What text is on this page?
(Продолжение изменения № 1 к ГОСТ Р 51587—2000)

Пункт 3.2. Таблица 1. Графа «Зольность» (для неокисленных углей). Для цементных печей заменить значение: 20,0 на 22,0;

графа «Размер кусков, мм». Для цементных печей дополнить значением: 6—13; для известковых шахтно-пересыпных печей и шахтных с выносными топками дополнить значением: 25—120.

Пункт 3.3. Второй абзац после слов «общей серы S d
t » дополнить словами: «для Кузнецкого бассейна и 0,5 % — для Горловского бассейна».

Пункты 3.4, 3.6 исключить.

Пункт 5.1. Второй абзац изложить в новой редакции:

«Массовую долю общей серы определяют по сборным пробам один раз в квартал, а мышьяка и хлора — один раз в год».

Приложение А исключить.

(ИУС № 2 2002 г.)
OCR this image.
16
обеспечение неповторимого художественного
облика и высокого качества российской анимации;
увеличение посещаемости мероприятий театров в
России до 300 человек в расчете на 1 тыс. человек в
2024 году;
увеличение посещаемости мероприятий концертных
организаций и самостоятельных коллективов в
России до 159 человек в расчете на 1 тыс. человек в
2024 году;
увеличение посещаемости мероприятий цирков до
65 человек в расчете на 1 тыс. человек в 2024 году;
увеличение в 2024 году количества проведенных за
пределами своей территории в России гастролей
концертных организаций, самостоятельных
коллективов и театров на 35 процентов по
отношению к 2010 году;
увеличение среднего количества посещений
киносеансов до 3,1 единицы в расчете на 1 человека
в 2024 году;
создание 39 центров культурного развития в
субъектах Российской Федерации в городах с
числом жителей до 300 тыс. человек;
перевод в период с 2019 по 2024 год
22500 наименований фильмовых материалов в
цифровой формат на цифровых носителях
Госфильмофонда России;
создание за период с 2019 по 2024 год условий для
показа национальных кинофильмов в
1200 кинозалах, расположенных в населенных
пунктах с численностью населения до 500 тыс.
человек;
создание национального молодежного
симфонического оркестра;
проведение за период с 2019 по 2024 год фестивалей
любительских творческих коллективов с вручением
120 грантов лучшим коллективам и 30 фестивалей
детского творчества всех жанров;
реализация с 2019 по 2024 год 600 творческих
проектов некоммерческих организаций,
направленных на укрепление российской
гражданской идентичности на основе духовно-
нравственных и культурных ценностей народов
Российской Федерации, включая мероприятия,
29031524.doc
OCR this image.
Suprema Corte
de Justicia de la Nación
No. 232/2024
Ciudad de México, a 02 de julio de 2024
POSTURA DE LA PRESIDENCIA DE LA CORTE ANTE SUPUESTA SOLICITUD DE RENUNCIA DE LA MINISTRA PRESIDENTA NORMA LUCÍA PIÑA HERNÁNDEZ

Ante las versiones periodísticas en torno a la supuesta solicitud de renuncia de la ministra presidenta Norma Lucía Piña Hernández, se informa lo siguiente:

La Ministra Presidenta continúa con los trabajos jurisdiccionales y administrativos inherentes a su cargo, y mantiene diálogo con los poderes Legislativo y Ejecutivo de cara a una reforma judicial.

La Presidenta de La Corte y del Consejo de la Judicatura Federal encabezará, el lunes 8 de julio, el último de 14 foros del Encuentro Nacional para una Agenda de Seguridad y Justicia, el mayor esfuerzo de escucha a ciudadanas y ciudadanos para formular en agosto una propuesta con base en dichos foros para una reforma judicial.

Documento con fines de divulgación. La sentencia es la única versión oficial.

++++++++

Task objective - From the records above, pull out each line that has "количества".

The response -
увеличение в 2024 году количества проведенных за
увеличение среднего количества посещений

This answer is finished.